INSTRUCTIONS FOR THE TASK
From the listing below, tally the lines that include "Researcher". Return only the total.

------------------------------------------------------------------------

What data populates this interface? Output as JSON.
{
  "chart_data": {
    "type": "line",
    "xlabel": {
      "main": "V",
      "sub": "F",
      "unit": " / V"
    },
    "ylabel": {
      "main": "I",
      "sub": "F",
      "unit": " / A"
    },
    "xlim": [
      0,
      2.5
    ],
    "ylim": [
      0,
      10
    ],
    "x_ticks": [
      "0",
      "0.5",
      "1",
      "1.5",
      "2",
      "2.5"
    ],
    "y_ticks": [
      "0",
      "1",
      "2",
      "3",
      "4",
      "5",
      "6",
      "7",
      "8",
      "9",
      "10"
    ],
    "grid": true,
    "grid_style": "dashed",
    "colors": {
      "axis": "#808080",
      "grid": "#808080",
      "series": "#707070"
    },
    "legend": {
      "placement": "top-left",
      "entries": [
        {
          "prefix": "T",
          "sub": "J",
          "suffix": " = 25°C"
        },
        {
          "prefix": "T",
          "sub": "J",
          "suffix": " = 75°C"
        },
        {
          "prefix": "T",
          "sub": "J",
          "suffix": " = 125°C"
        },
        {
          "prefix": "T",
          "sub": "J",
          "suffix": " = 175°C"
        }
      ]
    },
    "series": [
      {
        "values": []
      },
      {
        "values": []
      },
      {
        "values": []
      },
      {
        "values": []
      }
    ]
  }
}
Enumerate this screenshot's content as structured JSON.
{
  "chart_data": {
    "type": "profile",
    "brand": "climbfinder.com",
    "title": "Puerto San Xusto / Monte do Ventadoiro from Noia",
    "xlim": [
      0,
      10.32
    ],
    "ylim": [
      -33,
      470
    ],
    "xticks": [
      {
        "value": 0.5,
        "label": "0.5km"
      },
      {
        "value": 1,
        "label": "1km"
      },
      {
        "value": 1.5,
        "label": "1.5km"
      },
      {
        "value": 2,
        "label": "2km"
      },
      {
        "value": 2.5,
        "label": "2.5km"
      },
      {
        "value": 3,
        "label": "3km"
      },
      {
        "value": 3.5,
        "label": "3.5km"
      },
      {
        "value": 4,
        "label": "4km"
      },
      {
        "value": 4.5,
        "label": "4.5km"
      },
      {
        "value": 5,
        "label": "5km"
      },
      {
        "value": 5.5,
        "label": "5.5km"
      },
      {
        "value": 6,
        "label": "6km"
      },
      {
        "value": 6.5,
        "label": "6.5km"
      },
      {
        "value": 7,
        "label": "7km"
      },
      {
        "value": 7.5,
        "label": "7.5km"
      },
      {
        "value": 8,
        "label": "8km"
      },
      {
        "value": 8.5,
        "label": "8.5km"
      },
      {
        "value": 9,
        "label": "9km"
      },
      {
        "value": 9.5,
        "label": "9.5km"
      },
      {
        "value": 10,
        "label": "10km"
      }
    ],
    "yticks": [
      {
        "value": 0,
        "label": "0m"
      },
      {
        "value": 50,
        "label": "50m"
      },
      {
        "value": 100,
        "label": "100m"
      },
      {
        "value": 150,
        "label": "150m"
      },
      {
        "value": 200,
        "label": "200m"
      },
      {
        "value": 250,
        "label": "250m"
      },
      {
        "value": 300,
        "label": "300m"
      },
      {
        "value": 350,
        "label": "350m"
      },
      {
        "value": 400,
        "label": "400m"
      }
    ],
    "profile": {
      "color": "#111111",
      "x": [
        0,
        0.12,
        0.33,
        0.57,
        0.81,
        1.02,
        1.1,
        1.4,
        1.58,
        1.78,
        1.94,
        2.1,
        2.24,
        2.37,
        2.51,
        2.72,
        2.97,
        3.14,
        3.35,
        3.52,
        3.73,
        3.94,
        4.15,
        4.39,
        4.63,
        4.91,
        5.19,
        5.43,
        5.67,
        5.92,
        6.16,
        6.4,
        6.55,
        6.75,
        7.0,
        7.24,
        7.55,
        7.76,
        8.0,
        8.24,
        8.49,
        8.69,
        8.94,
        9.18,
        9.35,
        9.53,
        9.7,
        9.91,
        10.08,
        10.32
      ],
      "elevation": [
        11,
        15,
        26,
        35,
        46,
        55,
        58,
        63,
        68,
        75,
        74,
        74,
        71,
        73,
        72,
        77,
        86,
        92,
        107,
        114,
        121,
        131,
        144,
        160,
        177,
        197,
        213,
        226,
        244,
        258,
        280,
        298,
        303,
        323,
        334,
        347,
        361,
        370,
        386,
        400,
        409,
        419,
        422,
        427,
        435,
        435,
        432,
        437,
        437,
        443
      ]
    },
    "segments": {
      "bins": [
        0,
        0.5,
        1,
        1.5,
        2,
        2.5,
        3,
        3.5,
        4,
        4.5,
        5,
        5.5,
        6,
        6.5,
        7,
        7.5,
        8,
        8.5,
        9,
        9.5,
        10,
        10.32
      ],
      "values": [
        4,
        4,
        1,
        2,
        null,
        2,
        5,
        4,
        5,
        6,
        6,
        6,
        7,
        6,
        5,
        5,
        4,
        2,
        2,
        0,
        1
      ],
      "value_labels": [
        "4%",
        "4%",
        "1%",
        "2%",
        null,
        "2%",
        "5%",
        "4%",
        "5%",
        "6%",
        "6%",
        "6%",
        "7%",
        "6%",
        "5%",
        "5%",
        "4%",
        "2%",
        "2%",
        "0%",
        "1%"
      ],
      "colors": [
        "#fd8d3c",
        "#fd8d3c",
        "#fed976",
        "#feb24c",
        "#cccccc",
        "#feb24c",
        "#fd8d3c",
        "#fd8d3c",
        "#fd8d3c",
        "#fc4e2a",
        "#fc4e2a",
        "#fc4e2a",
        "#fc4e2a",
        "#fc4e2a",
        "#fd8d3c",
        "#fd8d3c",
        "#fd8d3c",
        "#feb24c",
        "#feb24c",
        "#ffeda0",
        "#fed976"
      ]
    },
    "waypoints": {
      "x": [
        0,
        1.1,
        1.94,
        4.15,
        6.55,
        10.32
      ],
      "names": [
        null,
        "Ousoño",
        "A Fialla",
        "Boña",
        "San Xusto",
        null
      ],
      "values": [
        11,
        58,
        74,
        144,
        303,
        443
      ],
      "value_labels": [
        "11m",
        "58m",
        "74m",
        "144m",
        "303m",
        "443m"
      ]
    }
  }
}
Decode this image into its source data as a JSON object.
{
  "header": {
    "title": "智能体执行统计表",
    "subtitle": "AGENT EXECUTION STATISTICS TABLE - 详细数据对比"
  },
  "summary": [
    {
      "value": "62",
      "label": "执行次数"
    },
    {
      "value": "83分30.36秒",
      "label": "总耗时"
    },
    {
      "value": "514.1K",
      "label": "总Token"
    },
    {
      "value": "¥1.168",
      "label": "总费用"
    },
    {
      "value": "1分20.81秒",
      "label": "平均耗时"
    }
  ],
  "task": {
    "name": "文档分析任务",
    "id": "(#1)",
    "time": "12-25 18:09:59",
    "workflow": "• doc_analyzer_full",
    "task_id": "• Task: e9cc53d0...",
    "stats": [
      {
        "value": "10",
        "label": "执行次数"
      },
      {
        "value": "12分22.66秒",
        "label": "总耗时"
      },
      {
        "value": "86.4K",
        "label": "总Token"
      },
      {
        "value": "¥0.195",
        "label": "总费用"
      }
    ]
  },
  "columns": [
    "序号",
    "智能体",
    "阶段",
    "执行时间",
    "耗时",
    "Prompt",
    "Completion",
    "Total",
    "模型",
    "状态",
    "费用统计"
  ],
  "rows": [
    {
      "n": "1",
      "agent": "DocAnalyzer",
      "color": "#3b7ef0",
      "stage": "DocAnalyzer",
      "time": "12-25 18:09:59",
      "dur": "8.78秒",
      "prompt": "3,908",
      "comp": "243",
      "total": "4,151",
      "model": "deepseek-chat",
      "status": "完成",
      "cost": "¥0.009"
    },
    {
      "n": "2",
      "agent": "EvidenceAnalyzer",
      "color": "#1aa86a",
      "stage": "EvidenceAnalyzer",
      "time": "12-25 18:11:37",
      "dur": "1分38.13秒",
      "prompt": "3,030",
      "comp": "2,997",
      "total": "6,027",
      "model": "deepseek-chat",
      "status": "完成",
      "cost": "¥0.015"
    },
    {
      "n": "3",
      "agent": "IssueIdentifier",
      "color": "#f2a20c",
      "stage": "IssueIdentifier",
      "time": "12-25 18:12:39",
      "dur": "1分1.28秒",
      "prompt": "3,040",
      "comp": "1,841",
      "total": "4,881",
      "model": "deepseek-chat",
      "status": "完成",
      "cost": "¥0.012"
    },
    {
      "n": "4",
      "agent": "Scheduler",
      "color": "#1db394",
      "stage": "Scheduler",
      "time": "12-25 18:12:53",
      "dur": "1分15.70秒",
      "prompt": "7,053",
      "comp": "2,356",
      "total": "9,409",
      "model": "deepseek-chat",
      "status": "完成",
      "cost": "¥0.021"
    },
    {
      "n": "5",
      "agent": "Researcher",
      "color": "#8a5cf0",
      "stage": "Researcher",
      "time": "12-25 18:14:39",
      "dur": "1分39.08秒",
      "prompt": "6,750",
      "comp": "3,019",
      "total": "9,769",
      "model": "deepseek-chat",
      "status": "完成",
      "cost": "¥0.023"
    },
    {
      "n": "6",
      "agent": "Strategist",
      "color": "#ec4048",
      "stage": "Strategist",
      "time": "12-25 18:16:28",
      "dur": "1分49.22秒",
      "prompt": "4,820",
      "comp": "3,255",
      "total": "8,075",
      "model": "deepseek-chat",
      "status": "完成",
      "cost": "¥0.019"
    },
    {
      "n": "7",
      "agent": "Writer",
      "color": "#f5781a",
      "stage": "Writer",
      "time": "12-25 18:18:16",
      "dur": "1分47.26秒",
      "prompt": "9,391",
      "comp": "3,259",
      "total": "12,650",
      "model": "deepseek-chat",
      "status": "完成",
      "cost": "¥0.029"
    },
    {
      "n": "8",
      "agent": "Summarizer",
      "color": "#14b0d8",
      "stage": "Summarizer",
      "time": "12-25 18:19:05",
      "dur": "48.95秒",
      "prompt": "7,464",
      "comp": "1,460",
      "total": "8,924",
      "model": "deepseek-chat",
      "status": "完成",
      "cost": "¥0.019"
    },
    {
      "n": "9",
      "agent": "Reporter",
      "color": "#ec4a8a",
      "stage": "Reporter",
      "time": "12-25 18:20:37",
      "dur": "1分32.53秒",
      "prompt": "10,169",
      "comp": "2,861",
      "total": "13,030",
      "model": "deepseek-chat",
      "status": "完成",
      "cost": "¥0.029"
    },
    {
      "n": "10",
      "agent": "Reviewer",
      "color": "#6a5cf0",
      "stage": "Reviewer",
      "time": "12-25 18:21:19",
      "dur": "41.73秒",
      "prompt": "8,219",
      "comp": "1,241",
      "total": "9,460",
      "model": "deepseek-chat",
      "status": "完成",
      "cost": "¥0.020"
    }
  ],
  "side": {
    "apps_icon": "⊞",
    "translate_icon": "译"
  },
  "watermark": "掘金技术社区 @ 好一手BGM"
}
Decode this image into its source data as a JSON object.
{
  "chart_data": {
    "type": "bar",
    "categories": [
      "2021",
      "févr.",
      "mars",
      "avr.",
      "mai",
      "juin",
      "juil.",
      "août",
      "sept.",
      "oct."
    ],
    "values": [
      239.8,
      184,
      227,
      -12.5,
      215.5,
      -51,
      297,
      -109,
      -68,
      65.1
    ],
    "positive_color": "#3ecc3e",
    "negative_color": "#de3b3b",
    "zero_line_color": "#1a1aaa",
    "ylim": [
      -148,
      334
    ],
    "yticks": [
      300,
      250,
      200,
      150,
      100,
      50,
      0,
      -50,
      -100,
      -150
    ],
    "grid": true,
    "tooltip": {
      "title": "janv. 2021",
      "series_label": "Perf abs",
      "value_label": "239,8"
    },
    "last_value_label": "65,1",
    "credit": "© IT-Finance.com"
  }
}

------------------------------------------------------------------------

SOLUTION TO THE EXERCISE
2